WHAT IS EXPECTED: Every line that holds "Advanced" should be shown.

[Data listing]

** BEGIN **

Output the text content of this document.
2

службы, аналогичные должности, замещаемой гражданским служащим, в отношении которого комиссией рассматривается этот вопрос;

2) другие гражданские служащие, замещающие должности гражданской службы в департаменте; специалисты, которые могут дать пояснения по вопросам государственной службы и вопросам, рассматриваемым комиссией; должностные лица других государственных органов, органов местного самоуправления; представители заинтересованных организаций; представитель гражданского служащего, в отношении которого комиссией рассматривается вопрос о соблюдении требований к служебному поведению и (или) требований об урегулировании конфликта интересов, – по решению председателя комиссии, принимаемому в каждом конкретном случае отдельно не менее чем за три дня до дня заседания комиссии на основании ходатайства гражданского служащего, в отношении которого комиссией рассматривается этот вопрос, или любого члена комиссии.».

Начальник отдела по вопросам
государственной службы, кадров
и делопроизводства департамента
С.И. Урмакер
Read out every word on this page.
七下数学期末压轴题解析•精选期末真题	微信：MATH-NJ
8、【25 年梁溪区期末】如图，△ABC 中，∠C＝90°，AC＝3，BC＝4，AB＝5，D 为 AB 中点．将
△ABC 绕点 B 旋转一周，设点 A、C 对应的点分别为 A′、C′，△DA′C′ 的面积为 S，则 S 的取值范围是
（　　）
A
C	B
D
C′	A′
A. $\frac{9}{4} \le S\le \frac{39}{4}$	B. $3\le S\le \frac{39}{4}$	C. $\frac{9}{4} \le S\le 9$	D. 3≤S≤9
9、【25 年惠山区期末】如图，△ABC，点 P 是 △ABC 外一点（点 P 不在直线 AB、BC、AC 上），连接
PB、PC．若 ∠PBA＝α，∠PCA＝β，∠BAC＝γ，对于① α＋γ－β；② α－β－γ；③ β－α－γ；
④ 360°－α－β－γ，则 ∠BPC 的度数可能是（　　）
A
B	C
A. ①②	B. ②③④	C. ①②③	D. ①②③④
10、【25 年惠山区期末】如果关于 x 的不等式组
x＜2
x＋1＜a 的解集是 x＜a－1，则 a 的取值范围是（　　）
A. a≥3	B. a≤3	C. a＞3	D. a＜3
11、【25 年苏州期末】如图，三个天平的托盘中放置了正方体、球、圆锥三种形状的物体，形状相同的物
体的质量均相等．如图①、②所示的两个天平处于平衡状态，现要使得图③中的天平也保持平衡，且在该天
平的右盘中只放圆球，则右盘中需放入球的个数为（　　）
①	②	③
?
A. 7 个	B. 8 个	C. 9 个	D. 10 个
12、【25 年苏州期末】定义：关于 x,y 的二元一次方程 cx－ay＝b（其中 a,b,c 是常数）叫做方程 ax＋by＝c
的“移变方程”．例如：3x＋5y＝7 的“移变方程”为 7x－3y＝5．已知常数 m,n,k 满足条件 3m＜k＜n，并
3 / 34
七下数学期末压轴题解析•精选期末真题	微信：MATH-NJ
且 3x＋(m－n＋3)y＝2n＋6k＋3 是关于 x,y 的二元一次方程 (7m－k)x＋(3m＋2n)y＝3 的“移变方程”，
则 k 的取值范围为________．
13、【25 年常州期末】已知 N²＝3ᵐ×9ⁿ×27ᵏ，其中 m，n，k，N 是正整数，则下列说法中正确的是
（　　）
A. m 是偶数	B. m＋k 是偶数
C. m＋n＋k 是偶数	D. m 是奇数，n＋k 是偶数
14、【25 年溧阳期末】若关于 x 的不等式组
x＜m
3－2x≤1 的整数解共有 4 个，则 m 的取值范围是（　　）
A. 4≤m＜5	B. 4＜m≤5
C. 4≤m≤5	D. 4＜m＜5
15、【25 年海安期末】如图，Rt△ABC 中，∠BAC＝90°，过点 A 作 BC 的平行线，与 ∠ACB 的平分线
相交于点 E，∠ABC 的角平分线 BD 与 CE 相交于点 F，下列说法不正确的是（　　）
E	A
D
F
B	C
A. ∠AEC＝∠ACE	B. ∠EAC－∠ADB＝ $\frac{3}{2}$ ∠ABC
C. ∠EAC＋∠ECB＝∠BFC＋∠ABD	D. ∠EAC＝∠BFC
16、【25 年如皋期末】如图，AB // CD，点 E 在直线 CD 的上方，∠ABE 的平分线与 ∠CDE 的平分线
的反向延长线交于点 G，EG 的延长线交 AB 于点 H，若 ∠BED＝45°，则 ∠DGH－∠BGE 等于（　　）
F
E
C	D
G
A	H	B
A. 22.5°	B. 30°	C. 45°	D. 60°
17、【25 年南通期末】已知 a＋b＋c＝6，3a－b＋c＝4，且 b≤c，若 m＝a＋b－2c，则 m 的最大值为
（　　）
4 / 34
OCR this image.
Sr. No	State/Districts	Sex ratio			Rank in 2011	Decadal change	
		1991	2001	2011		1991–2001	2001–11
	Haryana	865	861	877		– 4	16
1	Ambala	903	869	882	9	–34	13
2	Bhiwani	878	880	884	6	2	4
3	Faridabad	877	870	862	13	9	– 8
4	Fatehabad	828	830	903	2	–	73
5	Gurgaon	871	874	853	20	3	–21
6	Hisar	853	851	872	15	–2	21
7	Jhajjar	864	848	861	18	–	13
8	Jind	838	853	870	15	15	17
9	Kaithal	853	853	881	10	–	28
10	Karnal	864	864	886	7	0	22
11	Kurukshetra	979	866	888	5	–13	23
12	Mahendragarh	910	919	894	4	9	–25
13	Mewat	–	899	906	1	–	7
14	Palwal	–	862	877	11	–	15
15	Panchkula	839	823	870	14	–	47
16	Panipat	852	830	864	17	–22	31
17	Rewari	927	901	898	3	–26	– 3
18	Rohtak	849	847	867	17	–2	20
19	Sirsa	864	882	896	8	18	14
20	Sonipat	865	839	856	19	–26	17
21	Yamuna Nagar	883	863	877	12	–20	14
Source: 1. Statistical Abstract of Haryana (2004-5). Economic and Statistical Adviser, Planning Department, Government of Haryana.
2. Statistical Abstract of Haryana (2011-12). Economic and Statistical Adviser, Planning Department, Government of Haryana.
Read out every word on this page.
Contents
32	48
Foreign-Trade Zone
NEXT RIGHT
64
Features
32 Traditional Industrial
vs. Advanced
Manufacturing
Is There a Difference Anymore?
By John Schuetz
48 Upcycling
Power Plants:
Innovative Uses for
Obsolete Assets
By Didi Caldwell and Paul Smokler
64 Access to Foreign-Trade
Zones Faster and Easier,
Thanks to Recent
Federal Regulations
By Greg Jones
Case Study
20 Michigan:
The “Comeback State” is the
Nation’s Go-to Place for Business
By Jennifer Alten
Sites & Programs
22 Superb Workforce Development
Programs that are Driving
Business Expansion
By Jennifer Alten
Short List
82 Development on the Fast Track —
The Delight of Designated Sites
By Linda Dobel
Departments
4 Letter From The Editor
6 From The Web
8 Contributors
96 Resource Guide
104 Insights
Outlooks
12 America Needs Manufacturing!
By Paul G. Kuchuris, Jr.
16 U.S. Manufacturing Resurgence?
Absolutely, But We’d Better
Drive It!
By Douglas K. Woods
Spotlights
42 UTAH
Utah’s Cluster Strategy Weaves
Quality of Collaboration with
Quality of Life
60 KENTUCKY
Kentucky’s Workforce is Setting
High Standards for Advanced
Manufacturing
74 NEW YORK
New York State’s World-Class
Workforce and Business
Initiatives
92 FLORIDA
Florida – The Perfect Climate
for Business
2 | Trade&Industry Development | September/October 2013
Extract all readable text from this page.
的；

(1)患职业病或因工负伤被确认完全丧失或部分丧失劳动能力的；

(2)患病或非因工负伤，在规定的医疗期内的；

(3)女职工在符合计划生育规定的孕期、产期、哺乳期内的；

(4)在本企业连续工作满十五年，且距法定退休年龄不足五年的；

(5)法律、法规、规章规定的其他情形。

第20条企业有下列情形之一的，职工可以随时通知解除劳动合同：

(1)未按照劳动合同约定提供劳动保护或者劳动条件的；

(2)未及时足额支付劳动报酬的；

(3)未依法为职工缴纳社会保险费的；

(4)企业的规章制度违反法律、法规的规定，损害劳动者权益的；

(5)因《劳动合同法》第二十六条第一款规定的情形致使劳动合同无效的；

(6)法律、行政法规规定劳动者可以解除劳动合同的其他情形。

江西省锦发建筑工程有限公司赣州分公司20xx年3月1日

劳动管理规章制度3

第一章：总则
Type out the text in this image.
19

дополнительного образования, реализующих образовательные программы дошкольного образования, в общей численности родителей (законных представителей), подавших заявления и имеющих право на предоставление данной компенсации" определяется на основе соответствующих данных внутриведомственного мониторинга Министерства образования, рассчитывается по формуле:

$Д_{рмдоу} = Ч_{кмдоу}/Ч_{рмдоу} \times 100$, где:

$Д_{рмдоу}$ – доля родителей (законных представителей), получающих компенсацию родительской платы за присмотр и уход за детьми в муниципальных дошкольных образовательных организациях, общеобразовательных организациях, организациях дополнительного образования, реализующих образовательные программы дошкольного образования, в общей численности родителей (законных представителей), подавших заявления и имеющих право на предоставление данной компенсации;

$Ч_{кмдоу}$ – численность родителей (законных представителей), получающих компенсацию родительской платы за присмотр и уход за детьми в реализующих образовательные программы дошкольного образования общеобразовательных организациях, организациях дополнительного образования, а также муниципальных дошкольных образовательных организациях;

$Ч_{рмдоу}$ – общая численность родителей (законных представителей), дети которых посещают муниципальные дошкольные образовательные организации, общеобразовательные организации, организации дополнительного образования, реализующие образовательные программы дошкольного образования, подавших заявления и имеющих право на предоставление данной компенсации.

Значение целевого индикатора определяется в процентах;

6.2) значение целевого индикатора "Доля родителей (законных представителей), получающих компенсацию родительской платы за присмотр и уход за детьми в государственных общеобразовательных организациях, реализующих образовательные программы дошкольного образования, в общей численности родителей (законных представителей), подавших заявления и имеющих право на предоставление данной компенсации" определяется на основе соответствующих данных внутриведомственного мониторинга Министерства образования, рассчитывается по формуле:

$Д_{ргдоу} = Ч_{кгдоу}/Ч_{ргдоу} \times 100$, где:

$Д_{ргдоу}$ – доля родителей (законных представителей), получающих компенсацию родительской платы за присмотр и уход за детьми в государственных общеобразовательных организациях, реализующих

** END **

ANSWER TO THIS TASK:
vs. Advanced
High Standards for Advanced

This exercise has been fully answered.